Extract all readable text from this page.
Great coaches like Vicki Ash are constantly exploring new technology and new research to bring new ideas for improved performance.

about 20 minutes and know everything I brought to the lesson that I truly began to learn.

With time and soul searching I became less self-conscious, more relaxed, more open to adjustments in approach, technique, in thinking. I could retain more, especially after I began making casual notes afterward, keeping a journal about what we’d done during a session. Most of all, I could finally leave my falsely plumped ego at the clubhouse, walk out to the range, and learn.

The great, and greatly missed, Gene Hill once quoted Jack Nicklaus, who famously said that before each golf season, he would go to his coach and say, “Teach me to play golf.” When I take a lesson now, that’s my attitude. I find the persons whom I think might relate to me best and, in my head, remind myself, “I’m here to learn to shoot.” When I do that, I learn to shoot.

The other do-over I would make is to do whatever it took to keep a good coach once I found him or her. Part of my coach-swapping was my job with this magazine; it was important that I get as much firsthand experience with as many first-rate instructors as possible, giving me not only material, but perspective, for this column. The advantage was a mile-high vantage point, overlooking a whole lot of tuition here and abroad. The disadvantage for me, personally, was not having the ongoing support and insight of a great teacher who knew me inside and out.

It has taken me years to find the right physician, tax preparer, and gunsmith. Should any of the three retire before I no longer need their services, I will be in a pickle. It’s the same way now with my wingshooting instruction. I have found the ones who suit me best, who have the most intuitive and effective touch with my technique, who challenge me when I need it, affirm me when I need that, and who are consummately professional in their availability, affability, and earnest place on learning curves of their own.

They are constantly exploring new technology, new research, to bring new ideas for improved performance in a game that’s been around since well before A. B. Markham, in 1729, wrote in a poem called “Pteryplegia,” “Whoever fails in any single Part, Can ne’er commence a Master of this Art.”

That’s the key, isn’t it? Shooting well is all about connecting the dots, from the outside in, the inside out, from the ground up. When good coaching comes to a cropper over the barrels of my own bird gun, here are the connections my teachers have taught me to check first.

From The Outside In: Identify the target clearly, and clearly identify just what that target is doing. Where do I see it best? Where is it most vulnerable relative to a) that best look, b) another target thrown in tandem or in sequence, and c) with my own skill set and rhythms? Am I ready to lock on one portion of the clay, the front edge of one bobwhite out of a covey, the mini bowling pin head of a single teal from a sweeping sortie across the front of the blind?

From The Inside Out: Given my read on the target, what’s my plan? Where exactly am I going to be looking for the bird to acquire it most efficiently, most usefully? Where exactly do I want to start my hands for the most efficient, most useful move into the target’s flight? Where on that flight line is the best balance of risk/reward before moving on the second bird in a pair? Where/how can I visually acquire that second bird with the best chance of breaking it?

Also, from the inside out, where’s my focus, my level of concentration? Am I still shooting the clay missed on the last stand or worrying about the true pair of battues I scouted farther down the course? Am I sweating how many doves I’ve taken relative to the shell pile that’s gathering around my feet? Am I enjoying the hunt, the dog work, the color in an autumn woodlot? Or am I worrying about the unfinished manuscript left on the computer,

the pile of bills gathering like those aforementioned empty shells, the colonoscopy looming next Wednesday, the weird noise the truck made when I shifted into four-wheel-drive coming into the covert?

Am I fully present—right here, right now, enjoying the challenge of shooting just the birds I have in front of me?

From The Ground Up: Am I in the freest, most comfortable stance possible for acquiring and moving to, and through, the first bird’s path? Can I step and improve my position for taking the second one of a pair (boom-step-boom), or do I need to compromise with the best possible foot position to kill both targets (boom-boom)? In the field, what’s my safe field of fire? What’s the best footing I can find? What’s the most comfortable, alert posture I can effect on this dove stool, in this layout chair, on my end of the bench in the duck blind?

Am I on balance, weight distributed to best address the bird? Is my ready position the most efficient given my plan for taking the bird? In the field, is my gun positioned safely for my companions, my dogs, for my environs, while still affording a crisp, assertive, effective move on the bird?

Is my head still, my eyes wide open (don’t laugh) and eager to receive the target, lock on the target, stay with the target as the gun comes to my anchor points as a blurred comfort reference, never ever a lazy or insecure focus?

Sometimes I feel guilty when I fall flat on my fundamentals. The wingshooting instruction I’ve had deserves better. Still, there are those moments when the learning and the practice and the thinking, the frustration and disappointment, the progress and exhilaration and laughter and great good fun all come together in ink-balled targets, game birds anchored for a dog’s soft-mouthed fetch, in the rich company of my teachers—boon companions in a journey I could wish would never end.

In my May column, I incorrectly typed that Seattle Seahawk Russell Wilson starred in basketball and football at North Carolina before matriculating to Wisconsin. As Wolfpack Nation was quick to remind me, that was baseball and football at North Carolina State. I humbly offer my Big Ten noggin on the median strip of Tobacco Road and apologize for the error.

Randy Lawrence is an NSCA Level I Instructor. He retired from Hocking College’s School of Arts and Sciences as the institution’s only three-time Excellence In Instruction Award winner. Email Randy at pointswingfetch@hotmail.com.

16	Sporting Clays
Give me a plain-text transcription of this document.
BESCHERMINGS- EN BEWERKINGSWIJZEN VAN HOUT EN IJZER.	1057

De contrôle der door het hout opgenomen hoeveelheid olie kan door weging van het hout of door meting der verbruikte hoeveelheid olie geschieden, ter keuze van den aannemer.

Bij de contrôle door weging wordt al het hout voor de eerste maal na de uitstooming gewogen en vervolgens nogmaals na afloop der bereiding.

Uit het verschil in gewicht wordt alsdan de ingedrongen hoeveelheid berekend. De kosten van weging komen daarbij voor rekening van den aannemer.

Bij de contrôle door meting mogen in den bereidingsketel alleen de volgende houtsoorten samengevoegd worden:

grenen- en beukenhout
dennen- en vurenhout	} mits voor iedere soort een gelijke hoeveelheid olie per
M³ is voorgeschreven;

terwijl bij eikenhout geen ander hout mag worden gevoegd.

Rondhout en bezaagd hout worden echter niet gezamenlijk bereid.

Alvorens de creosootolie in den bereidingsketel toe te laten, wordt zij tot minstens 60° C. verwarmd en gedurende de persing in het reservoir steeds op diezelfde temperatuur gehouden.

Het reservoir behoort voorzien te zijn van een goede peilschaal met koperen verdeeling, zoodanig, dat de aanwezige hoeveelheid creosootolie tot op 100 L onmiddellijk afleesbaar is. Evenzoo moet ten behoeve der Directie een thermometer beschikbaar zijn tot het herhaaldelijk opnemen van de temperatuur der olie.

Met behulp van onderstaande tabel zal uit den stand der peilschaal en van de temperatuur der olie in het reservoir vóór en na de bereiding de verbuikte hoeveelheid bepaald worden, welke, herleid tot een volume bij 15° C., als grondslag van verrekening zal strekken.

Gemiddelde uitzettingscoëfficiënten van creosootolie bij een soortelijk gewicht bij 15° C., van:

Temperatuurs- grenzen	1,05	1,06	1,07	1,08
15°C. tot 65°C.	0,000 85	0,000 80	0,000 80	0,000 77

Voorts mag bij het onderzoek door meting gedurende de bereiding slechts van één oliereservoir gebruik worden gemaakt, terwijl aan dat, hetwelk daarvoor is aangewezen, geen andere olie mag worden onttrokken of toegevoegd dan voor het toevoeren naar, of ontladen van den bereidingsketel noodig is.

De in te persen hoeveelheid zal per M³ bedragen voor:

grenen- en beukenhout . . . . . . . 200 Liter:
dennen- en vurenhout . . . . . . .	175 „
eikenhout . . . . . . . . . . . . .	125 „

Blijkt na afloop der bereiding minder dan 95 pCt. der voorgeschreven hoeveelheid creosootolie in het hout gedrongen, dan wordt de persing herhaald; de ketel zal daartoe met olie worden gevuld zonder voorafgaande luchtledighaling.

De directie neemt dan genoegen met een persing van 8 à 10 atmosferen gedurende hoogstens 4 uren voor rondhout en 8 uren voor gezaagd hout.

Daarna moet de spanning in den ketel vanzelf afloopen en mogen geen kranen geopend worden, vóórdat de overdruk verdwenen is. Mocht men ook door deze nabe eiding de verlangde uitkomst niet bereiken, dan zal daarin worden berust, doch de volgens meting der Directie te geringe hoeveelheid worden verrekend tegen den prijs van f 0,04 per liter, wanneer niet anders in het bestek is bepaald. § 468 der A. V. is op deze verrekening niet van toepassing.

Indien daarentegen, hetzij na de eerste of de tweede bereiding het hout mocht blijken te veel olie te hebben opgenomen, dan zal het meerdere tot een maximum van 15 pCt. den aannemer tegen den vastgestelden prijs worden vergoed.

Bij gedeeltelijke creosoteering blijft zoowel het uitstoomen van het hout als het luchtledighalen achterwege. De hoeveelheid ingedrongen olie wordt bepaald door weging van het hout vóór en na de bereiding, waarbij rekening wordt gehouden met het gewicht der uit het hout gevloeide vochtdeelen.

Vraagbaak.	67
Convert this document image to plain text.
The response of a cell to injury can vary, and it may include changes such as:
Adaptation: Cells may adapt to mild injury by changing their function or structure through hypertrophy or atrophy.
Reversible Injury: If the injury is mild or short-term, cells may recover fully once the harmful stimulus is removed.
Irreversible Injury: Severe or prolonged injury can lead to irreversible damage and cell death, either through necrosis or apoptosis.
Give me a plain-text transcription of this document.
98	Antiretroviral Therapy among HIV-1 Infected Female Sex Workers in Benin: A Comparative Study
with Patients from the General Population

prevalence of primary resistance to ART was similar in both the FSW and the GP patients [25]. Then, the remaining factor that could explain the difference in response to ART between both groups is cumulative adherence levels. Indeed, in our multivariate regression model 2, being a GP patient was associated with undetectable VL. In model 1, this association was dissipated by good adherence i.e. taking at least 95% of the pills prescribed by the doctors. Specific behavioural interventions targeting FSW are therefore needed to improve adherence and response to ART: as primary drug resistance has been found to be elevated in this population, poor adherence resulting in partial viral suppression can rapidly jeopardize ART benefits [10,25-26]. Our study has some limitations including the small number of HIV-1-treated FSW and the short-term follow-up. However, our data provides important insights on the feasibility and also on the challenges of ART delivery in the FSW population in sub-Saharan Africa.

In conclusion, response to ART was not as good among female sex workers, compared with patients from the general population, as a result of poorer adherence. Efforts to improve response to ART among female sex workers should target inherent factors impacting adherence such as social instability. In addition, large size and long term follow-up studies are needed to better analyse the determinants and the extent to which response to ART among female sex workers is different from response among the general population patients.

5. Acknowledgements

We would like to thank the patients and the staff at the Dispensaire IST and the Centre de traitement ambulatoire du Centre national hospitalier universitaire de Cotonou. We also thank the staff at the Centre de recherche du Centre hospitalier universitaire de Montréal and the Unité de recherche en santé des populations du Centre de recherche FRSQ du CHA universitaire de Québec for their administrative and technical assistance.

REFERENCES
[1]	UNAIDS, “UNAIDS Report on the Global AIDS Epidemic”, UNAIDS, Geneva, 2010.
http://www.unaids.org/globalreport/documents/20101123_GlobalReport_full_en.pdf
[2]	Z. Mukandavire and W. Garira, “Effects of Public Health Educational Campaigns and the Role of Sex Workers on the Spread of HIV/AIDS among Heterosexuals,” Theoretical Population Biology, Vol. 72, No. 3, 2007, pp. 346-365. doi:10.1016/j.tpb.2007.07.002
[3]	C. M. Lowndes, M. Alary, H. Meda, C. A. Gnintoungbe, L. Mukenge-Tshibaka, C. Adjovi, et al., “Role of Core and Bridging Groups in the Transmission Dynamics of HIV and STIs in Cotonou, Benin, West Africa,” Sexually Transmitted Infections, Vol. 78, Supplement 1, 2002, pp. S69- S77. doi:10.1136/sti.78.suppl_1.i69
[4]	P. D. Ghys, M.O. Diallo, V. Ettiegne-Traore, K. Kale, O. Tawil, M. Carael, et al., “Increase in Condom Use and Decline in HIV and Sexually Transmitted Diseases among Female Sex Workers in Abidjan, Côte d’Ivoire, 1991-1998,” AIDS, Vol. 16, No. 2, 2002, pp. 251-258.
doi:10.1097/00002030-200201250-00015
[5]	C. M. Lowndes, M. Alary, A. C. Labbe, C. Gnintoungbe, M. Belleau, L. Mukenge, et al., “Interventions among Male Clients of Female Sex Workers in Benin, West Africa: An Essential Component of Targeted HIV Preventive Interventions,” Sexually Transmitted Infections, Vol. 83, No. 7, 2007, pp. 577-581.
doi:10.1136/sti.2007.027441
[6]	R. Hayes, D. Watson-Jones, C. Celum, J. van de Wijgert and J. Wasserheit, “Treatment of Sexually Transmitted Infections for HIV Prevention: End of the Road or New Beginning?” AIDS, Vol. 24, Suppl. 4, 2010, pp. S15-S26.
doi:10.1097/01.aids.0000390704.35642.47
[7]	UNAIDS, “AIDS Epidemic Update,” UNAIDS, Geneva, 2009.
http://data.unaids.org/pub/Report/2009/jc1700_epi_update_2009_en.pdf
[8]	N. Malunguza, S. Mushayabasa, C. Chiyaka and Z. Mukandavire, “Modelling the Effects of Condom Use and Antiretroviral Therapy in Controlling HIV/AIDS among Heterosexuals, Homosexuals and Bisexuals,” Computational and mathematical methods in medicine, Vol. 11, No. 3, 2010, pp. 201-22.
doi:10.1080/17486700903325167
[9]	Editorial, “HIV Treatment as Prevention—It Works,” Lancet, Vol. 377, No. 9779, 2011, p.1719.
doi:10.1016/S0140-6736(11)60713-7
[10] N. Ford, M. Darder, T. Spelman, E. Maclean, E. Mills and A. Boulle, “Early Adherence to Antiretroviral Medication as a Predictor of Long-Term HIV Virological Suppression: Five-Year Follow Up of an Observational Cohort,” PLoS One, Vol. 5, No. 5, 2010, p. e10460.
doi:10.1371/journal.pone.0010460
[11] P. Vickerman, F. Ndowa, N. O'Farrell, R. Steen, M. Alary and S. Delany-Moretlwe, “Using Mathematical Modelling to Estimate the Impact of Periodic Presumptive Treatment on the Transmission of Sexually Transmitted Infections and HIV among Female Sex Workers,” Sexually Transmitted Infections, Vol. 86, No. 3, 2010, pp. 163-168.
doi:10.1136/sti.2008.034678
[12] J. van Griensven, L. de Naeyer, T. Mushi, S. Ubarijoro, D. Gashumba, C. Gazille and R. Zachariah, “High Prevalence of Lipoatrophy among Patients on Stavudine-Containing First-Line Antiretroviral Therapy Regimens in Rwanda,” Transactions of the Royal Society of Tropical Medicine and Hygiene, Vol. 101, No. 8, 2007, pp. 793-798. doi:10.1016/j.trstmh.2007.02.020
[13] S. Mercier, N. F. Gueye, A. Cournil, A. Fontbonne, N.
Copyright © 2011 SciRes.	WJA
== == ==
- **Work item**: Say how many lines of the records include the string "gathering"; the number alone is enough.

- **Exercise solution**: 2